**Instrução 1**
Repita literalmente a parte do trecho sobre ensino de literatura que começa nas palavras "Estudando o texto-base" e termina após as palavras "de gêneros puros.".
**Instrução 2**
Reproduza, sem alterações, somente as linhas dos registros que vão da linha que contém "photo-card[interactable]: [571, 461, 814, 631]" até a linha que contém "photo-card[interactable]: Young runner", incluindo as duas.

**Trecho selecionado**
···
Assim, realizamos uma análise dos quatro últimos textos-base da disciplina de Gêneros Discursivos, conforme a ordem estudada no curso, relatando de que trata o texto e o que foi relevante para a prática em sala: texto-base 5 - Modos e gêneros do domínio literário; texto-base 6 - O modo narrativo e seus gêneros; texto-base 7: O modo dramático e seus gêneros e texto-base 8: O modo lírico e seus gêneros.

Em outra etapa, refletiremos sobre os textos da disciplina de Metodologia do Ensino da Literatura assim identificados: 1: O Cânone Literário e o Ensino da Literatura e a atividade utilizada em sala. Texto base 2: Primeiras manifestações literárias no Brasil; texto-base 3: Manifestações Literárias no Brasil do séc.XVII: o caso Gregório de Matos; texto-base 4: Arcadismo, texto-base 5: O teatro no Romantismo; texto-base 06: Contribuições da Teoria Literária para o Ensino/ Aprendizagem da Literatura; texto-base 07: Literatura e Contemporaneidade; texto-base 08: Literatura de Cordel. Por fim, através das reflexões dos textos-base, práticas articuladoras e alguns teóricos como: Bakhtin, Cosson, Lajolo, Kleiman, Freire, Bordini e Aguiar, Candido, Zilberman, citadospara corroborar com a prática e o pensamento utilizados, apresentaremos os resultados obtidos com a aplicação dos mesmos em sala de aula.

Tal artigo se justifica pela sua abordagem original e atual, e ainda pelo grau de concretude do objeto pesquisado. Busca-se, neste movimento, dirimir as lacunas bibliográficas existentes na área de Metodologia do Ensino de Literatura e, ainda, contribuir com a comunidade acadêmica não só no que se refere ao impacto de programas de formação continuada pra área específica de ensino e Literatura, mas também na importância de uma investigação desse tipo para elaborar mais detidamente as qualidades e também as eventuais limitações de um curso que envolveu, inicialmente, 2000 professores da rede estadual em efetivo exercício docente no Ensino Básico.

Para um público mais amplo, esta pesquisa justifica-se, ainda, em virtude do investimento, do grau de mobilização docente e do impacto indireto do curso analisado sobre os alunos da rede estadual que são o público indireto da especialização em questão, como alunos que são dos próprios alunos do curso.

Especificidade do domínio literário: modos e gêneros

Estudando o texto-base cinco, voltamos aos bancos escolares da graduação e relembramos as discussões recorrentes de teóricos como Derrida, Jolles, Bakhtin, Todorov e muitos outros acerca do pensamento da existência ou não, na obra literária, de gêneros puros.
···
**Registros fornecidos**

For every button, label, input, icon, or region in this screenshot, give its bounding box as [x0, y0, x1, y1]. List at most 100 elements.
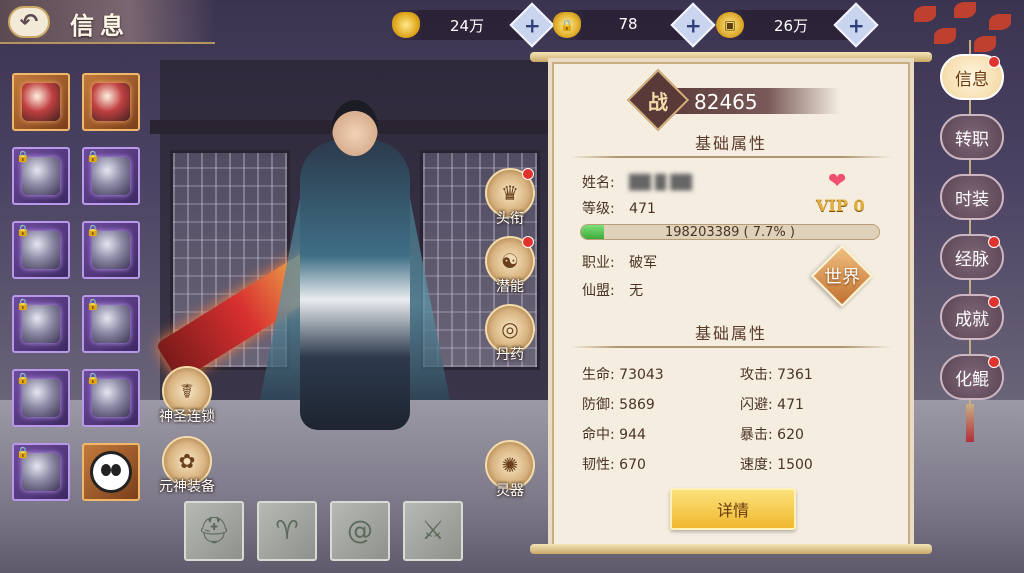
- attribute-panel: 战 82465 基础属性 姓名: ██ █ ██ 等级: 471 ❤ VIP 0…: [552, 62, 910, 548]
- equip-slot-chest[interactable]: 🔒: [12, 147, 70, 205]
- currency-value: 26万: [773, 17, 809, 35]
- notification-dot: [988, 236, 1000, 248]
- lock-icon: 🔒: [16, 224, 30, 237]
- level-value: 471: [629, 201, 656, 217]
- guild-row: 仙盟: 无: [582, 280, 643, 300]
- helmet-icon: ⛑: [197, 516, 231, 546]
- divider: [570, 156, 892, 158]
- lock-icon: 🔒: [86, 372, 100, 385]
- equip-slot-pet[interactable]: [82, 443, 140, 501]
- level-label: 等级:: [582, 201, 615, 217]
- potential-label: 潜能: [496, 279, 524, 295]
- notification-dot: [988, 356, 1000, 368]
- spirit-gear-label: 元神装备: [159, 479, 215, 495]
- lock-icon: 🔒: [86, 298, 100, 311]
- tab-fashion[interactable]: 时装: [940, 174, 1004, 220]
- notification-dot: [988, 296, 1000, 308]
- bottom-slot-scroll[interactable]: @: [330, 501, 390, 561]
- heart-icon[interactable]: ❤: [828, 169, 846, 194]
- title-bar: ↶ 信息: [0, 0, 215, 44]
- job-value: 破军: [629, 255, 658, 271]
- currency-value: 24万: [449, 17, 485, 35]
- stat-speed: 速度: 1500: [740, 457, 813, 473]
- stat-attack: 攻击: 7361: [740, 367, 813, 383]
- bottom-slot-gourd[interactable]: ♈: [257, 501, 317, 561]
- currency-bound-ingot: 🔒 78 +: [553, 2, 716, 48]
- equip-slot-gloves[interactable]: 🔒: [12, 295, 70, 353]
- notification-dot: [522, 236, 534, 248]
- guild-value: 无: [629, 283, 644, 299]
- bound-ingot-icon: 🔒: [553, 12, 581, 38]
- stat-toughness: 韧性: 670: [582, 457, 646, 473]
- scroll-roll-top: [530, 52, 932, 62]
- spirit-gear-icon: ✿: [178, 449, 196, 473]
- job-row: 职业: 破军: [582, 252, 657, 272]
- equip-slot-weapon[interactable]: 🔒: [12, 443, 70, 501]
- page-title: 信息: [70, 12, 130, 40]
- currency-copper-coin: ▣ 26万 +: [716, 2, 879, 48]
- stat-defense: 防御: 5869: [582, 397, 655, 413]
- notification-dot: [522, 168, 534, 180]
- section-title-attributes: 基础属性: [694, 324, 767, 343]
- equip-slot-necklace[interactable]: 🔒: [82, 147, 140, 205]
- copper-coin-icon: ▣: [716, 12, 744, 38]
- lock-icon: 🔒: [16, 298, 30, 311]
- stat-crit: 暴击: 620: [740, 427, 804, 443]
- gourd-icon: ♈: [275, 516, 299, 546]
- gold-ingot-icon: ◆: [392, 12, 420, 38]
- equip-slot-belt[interactable]: 🔒: [12, 221, 70, 279]
- spirit-wheel-icon: ✺: [501, 453, 519, 477]
- name-value: ██ █ ██: [629, 175, 692, 191]
- equip-slot-ring[interactable]: 🔒: [82, 369, 140, 427]
- pill-swirl-icon: ◎: [501, 317, 519, 341]
- lock-icon: 🔒: [86, 224, 100, 237]
- stat-hp: 生命: 73043: [582, 367, 664, 383]
- lock-icon: 🔒: [16, 150, 30, 163]
- armor-piece-icon: ⚔: [421, 516, 445, 546]
- bottom-slot-armor[interactable]: ⚔: [403, 501, 463, 561]
- name-row: 姓名: ██ █ ██: [582, 172, 692, 192]
- job-label: 职业:: [582, 255, 615, 271]
- stat-dodge: 闪避: 471: [740, 397, 804, 413]
- currency-gold-ingot: ◆ 24万 +: [392, 2, 555, 48]
- currency-value: 78: [618, 15, 638, 33]
- equip-slot-helmet[interactable]: [12, 73, 70, 131]
- maple-branch-decoration: [894, 0, 1024, 60]
- hero-head: [332, 100, 378, 156]
- exp-text: 198203389 ( 7.7% ): [664, 225, 795, 240]
- name-label: 姓名:: [582, 175, 615, 191]
- details-button[interactable]: 详情: [670, 488, 796, 530]
- hero-body: [300, 140, 410, 430]
- panda-pet-icon: [90, 451, 132, 493]
- yin-yang-icon: ☯: [501, 249, 519, 273]
- pill-label: 丹药: [496, 347, 524, 363]
- holy-chain-icon: ☤: [180, 379, 194, 403]
- equip-slot-amulet[interactable]: 🔒: [82, 221, 140, 279]
- lock-icon: 🔒: [16, 446, 30, 459]
- equip-slot-pants[interactable]: 🔒: [12, 369, 70, 427]
- combat-power-value: 82465: [694, 90, 758, 114]
- section-title-basic: 基础属性: [694, 134, 767, 153]
- spirit-artifact-label: 灵器: [496, 483, 524, 499]
- world-button[interactable]: 世界: [810, 244, 874, 308]
- tab-job-change[interactable]: 转职: [940, 114, 1004, 160]
- shoulder-armor-icon: [92, 83, 130, 121]
- holy-chain-label: 神圣连锁: [159, 409, 215, 425]
- equip-slot-shoulder[interactable]: [82, 73, 140, 131]
- medal-icon: ♛: [501, 181, 519, 205]
- vip-badge[interactable]: VIP 0: [816, 196, 865, 215]
- title-label: 头衔: [496, 211, 524, 227]
- divider: [570, 346, 892, 348]
- scroll-roll-bottom: [530, 544, 932, 554]
- bottom-slot-helmet[interactable]: ⛑: [184, 501, 244, 561]
- tassel-decoration: [966, 404, 974, 442]
- back-arrow-icon[interactable]: ↶: [8, 6, 50, 38]
- equip-slot-bracer[interactable]: 🔒: [82, 295, 140, 353]
- level-row: 等级: 471: [582, 198, 656, 218]
- hero-character[interactable]: [155, 100, 470, 470]
- helmet-icon: [22, 83, 60, 121]
- notification-dot: [988, 56, 1000, 68]
- exp-bar: 198203389 ( 7.7% ): [580, 224, 880, 240]
- scroll-swirl-icon: @: [347, 516, 373, 546]
- guild-label: 仙盟:: [582, 283, 615, 299]
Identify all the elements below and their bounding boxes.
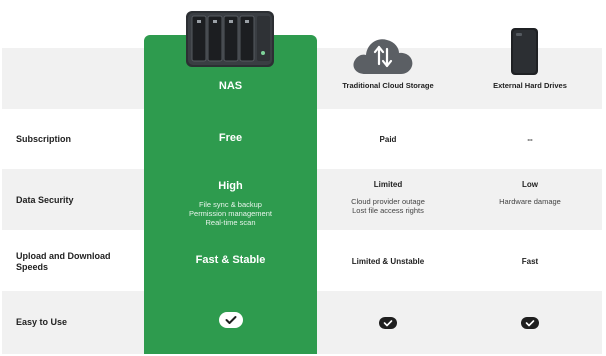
hdd-speed-value: Fast xyxy=(521,257,539,266)
cloud-subscription-value: Paid xyxy=(379,135,397,144)
cloud-security-value: Limited xyxy=(373,180,403,189)
row-label-subscription: Subscription xyxy=(16,134,72,144)
nas-check-icon xyxy=(219,312,243,333)
hdd-security-detail: Hardware damage xyxy=(499,197,561,206)
nas-security-value: High xyxy=(218,180,243,192)
nas-subscription-value: Free xyxy=(218,132,243,144)
nas-speed-value: Fast & Stable xyxy=(195,254,266,266)
cloud-column-title: Traditional Cloud Storage xyxy=(342,81,434,90)
cloud-security-detail: Lost file access rights xyxy=(352,206,424,215)
hdd-security-value: Low xyxy=(522,180,538,189)
row-label-speed-line1: Upload and Download xyxy=(16,251,111,261)
nas-security-detail: Real-time scan xyxy=(205,218,256,227)
nas-device-icon xyxy=(186,11,276,74)
cloud-sync-icon xyxy=(351,34,415,81)
hdd-subscription-value: -- xyxy=(527,135,533,144)
row-label-security: Data Security xyxy=(16,195,74,205)
hdd-column-title: External Hard Drives xyxy=(493,81,567,90)
hdd-check-icon xyxy=(521,316,539,334)
external-drive-icon xyxy=(510,27,540,82)
nas-column-title: NAS xyxy=(218,80,243,92)
row-label-easy: Easy to Use xyxy=(16,317,68,327)
cloud-check-icon xyxy=(379,316,397,334)
cloud-speed-value: Limited & Unstable xyxy=(351,257,425,266)
row-label-speed-line2: Speeds xyxy=(16,262,49,272)
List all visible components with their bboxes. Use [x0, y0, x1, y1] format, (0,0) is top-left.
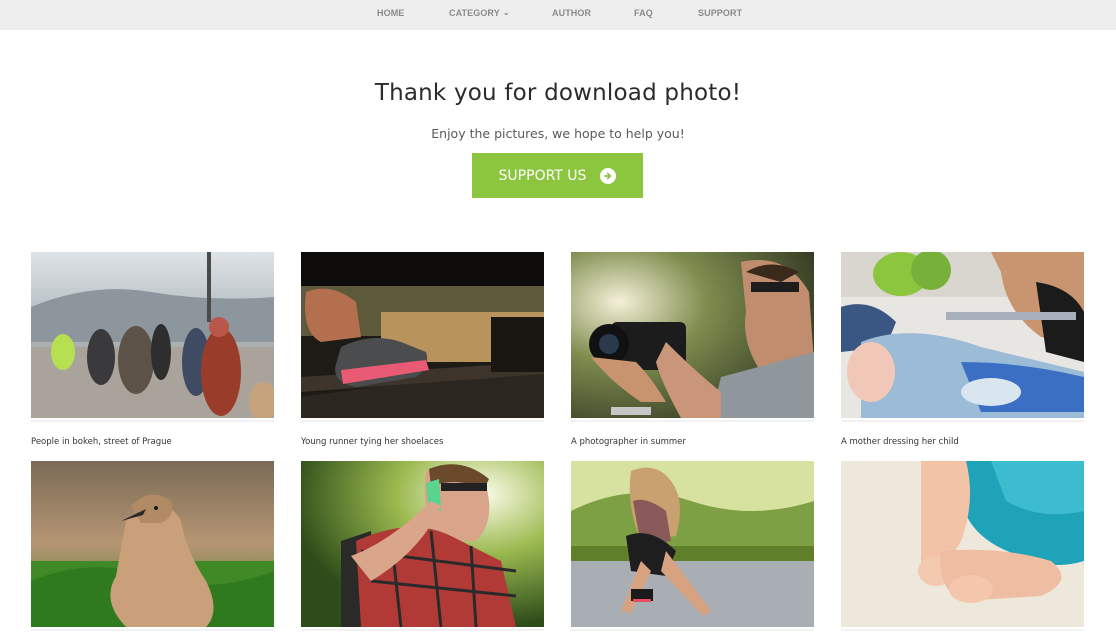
photo-card[interactable]: [571, 461, 814, 631]
photo-caption[interactable]: Young runner tying her shoelaces: [301, 437, 443, 447]
photo-baby-feet[interactable]: [841, 461, 1084, 627]
top-navigation: HOME CATEGORY ⌄ AUTHOR FAQ SUPPORT: [0, 0, 1116, 30]
divider: [31, 420, 274, 422]
arrow-right-circle-icon: [600, 167, 617, 184]
page-subtitle: Enjoy the pictures, we hope to help you!: [431, 126, 685, 141]
divider: [301, 629, 544, 631]
photo-card[interactable]: [301, 461, 544, 631]
photo-photographer-summer[interactable]: [571, 252, 814, 418]
divider: [31, 629, 274, 631]
nav-category-label: CATEGORY: [449, 8, 500, 18]
divider: [571, 629, 814, 631]
photo-card[interactable]: [31, 461, 274, 631]
support-us-label: SUPPORT US: [498, 167, 587, 184]
photo-man-on-phone[interactable]: [301, 461, 544, 627]
nav-faq[interactable]: FAQ: [634, 8, 653, 18]
photo-mother-child[interactable]: [841, 252, 1084, 418]
chevron-down-icon: ⌄: [502, 8, 510, 17]
photo-card[interactable]: Young runner tying her shoelaces: [301, 252, 544, 447]
photo-people-bokeh[interactable]: [31, 252, 274, 418]
divider: [571, 420, 814, 422]
photo-caption[interactable]: A photographer in summer: [571, 437, 686, 447]
photo-caption[interactable]: People in bokeh, street of Prague: [31, 437, 172, 447]
nav-support[interactable]: SUPPORT: [698, 8, 742, 18]
page-title: Thank you for download photo!: [374, 80, 742, 106]
divider: [841, 629, 1084, 631]
photo-heron[interactable]: [31, 461, 274, 627]
photo-card[interactable]: A mother dressing her child: [841, 252, 1084, 447]
photo-card[interactable]: [841, 461, 1084, 631]
support-us-button[interactable]: SUPPORT US: [472, 153, 643, 198]
nav-home[interactable]: HOME: [377, 8, 404, 18]
photo-runner-starting-pose[interactable]: [571, 461, 814, 627]
nav-category[interactable]: CATEGORY ⌄: [449, 8, 510, 18]
photo-caption[interactable]: A mother dressing her child: [841, 437, 959, 447]
photo-runner-shoelaces[interactable]: [301, 252, 544, 418]
nav-author[interactable]: AUTHOR: [552, 8, 591, 18]
photo-card[interactable]: A photographer in summer: [571, 252, 814, 447]
divider: [841, 420, 1084, 422]
divider: [301, 420, 544, 422]
photo-card[interactable]: People in bokeh, street of Prague: [31, 252, 274, 447]
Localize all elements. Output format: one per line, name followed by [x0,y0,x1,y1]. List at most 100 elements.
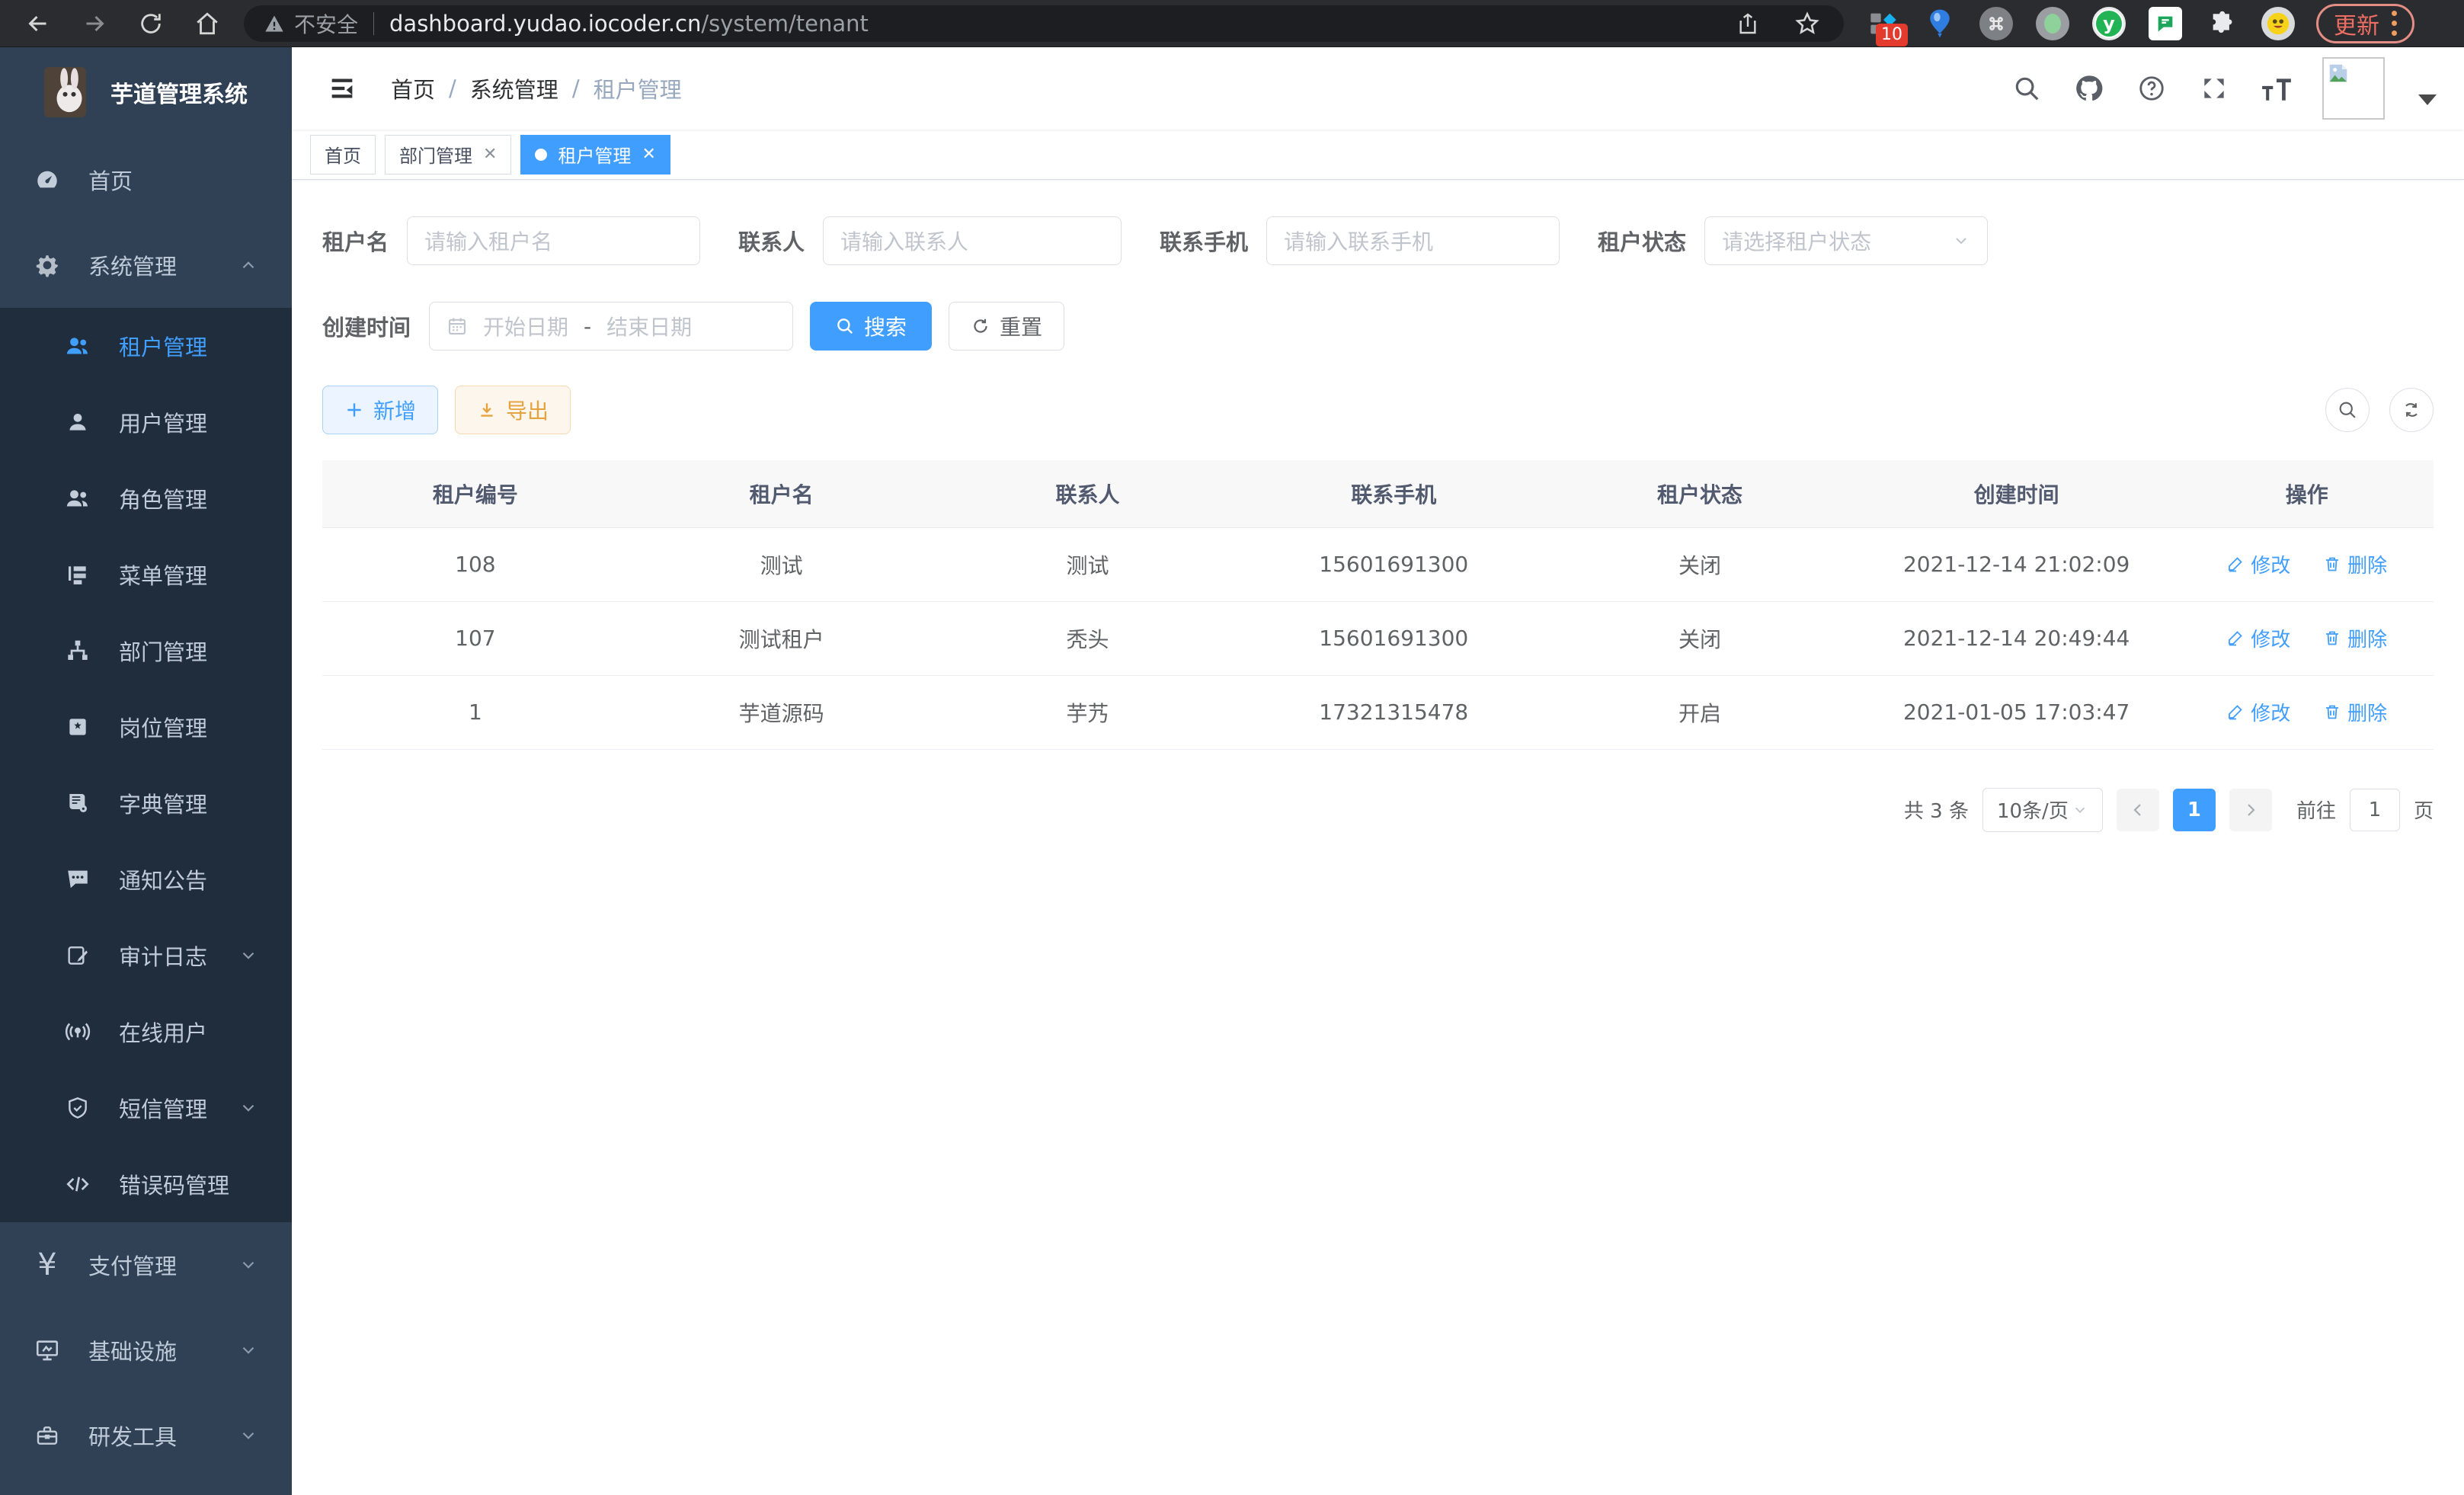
···
**Resposta escrita 1**
Estudando o texto-base cinco, voltamos aos bancos escolares da graduação e relembramos as discussões recorrentes de teóricos como Derrida, Jolles, Bakhtin, Todorov e muitos outros acerca do pensamento da existência ou não, na obra literária, de gêneros puros.

**Resposta escrita 2**
photo-card[interactable]: [571, 461, 814, 631]
photo-caption[interactable]: Young runner tying her shoelaces: [301, 437, 443, 447]
photo-baby-feet[interactable]: [841, 461, 1084, 627]
top-navigation: HOME CATEGORY ⌄ AUTHOR FAQ SUPPORT: [0, 0, 1116, 30]
divider: [31, 420, 274, 422]
arrow-right-circle-icon: [600, 167, 617, 184]
page-subtitle: Enjoy the pictures, we hope to help you!: [431, 126, 685, 141]
divider: [301, 629, 544, 631]
photo-card[interactable]: [301, 461, 544, 631]
photo-photographer-summer[interactable]: [571, 252, 814, 418]
divider: [31, 629, 274, 631]
nav-category-label: CATEGORY: [449, 8, 500, 18]
divider: [571, 629, 814, 631]
photo-card[interactable]: [31, 461, 274, 631]
support-us-label: SUPPORT US: [498, 167, 587, 184]
photo-man-on-phone[interactable]: [301, 461, 544, 627]
nav-faq[interactable]: FAQ: [634, 8, 653, 18]
photo-mother-child[interactable]: [841, 252, 1084, 418]
chevron-down-icon: ⌄: [502, 8, 510, 17]
photo-card[interactable]: Young runner tying her shoelaces: [301, 252, 544, 447]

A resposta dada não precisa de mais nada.